**SET TASK**. Report how many lines of the entries below contain the word "folder", and nothing more.

**EXTRACTED DATA**.

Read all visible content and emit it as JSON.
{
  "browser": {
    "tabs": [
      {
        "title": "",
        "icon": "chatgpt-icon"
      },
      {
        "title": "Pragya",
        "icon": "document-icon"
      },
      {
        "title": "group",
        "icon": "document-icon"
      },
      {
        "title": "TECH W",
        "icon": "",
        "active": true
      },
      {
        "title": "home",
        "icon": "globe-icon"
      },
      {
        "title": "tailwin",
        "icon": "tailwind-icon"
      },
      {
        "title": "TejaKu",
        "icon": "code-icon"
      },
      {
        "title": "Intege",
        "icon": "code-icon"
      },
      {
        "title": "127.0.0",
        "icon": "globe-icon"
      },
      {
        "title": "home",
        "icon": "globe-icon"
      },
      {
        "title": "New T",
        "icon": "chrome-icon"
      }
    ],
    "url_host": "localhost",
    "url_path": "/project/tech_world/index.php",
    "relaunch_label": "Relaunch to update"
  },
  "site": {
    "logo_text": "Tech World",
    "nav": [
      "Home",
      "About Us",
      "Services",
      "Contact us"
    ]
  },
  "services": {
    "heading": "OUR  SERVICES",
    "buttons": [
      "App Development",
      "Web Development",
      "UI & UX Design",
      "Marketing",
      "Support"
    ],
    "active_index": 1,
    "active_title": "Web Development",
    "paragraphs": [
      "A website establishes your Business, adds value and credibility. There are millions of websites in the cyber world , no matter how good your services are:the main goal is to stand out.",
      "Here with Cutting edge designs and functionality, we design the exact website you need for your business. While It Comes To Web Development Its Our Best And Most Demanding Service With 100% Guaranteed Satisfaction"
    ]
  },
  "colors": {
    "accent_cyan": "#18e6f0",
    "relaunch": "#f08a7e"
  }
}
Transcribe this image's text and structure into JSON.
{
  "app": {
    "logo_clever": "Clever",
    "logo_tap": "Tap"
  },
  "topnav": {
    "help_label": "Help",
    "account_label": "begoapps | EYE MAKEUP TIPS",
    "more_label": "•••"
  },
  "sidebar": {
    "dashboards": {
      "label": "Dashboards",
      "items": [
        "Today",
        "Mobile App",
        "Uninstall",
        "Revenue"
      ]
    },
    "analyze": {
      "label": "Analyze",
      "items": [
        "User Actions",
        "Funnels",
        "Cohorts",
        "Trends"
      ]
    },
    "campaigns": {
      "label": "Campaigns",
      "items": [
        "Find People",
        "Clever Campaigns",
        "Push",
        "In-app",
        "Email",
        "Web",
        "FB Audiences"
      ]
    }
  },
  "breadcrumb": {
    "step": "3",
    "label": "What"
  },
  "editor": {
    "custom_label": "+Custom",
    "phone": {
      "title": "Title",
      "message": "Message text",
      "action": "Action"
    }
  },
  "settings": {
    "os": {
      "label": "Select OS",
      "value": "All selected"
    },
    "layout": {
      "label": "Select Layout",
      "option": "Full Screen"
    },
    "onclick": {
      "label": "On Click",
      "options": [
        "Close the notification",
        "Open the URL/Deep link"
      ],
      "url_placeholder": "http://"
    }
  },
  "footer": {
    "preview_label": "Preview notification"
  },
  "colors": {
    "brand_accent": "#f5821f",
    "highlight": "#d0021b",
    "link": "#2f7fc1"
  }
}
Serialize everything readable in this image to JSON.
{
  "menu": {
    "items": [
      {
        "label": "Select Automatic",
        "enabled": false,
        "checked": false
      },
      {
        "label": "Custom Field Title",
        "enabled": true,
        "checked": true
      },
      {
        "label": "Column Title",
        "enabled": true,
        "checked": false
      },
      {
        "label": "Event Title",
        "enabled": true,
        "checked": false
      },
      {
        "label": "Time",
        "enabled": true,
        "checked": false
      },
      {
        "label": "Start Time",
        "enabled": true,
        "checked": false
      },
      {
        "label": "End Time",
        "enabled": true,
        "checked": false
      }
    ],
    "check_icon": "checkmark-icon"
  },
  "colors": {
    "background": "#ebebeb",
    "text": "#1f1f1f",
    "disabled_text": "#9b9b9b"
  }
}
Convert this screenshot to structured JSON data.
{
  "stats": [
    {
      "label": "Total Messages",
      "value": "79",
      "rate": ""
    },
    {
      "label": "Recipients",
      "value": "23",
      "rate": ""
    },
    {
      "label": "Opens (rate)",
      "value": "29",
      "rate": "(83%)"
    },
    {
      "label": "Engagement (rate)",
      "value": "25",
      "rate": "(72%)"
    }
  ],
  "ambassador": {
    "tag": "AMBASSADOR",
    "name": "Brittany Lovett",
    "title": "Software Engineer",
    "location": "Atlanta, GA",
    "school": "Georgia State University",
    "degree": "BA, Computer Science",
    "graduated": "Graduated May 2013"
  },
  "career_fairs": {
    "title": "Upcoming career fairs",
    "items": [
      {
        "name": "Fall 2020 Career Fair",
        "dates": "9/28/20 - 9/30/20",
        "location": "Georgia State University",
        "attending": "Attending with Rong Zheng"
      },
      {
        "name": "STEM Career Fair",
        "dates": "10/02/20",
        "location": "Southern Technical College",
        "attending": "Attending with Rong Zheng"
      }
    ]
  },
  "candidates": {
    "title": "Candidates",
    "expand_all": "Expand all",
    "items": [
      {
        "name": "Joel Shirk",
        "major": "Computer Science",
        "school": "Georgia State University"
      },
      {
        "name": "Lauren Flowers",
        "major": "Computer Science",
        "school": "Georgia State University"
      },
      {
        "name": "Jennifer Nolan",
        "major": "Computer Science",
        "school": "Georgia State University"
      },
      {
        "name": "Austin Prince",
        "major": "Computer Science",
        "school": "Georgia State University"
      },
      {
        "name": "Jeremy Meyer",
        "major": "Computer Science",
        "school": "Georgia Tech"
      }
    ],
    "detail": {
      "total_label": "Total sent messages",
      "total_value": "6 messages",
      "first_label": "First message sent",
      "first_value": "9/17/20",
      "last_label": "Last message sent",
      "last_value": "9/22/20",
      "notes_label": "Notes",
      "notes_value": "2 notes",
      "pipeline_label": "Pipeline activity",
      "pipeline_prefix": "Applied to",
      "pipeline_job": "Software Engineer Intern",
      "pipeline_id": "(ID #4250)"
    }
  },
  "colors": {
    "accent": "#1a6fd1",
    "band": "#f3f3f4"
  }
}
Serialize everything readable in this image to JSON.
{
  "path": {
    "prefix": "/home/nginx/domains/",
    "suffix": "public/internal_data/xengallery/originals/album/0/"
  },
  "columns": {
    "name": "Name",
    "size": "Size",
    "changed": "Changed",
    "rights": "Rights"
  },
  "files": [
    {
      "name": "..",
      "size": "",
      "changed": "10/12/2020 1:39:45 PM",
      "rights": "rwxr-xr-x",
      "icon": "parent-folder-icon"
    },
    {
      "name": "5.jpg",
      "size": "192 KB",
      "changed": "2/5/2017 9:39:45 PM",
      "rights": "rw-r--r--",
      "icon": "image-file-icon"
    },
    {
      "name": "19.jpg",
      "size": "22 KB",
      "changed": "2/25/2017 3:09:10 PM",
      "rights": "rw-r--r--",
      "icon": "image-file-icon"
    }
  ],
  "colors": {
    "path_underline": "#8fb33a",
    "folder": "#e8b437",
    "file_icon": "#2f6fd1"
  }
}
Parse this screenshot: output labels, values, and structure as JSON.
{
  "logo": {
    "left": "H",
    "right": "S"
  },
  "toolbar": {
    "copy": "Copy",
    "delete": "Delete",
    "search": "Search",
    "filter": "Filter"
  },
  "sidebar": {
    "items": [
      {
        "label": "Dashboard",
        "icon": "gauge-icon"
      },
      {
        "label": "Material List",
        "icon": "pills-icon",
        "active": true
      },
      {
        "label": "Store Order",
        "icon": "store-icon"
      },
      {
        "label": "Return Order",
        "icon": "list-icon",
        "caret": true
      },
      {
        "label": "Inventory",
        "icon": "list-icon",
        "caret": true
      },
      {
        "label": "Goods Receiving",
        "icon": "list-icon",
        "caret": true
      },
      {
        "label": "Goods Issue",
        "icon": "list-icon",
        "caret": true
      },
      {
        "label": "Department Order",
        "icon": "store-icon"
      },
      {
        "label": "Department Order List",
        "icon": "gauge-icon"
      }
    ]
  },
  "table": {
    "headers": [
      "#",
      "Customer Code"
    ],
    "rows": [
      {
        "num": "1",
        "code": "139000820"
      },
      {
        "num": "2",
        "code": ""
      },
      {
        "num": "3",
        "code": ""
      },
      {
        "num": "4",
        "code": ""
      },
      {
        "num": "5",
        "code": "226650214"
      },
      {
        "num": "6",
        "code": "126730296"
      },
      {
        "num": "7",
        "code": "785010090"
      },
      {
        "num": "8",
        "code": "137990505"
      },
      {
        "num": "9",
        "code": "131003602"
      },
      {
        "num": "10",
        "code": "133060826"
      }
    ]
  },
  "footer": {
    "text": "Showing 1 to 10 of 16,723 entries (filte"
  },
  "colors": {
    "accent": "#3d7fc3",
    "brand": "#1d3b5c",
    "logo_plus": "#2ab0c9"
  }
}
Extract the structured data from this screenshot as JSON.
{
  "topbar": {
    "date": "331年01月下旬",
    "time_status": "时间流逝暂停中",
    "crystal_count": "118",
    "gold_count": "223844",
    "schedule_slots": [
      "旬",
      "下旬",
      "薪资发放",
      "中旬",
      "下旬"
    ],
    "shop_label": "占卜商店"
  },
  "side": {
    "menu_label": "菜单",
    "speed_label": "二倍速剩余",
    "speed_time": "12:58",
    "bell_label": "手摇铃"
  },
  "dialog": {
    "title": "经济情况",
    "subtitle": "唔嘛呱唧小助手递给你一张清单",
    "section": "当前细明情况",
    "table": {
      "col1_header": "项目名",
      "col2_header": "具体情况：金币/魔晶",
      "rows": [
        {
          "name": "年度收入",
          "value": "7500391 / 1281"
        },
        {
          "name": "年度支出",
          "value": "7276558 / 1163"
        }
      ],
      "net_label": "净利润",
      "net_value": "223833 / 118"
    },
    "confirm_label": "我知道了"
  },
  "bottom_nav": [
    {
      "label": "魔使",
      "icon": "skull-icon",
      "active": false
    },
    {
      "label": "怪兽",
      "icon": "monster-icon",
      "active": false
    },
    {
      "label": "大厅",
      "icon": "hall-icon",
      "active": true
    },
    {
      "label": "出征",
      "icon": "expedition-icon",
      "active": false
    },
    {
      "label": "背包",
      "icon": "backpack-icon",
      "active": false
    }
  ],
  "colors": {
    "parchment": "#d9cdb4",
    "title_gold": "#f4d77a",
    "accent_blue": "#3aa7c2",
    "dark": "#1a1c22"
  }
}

**EXERCISE RESULT**. 2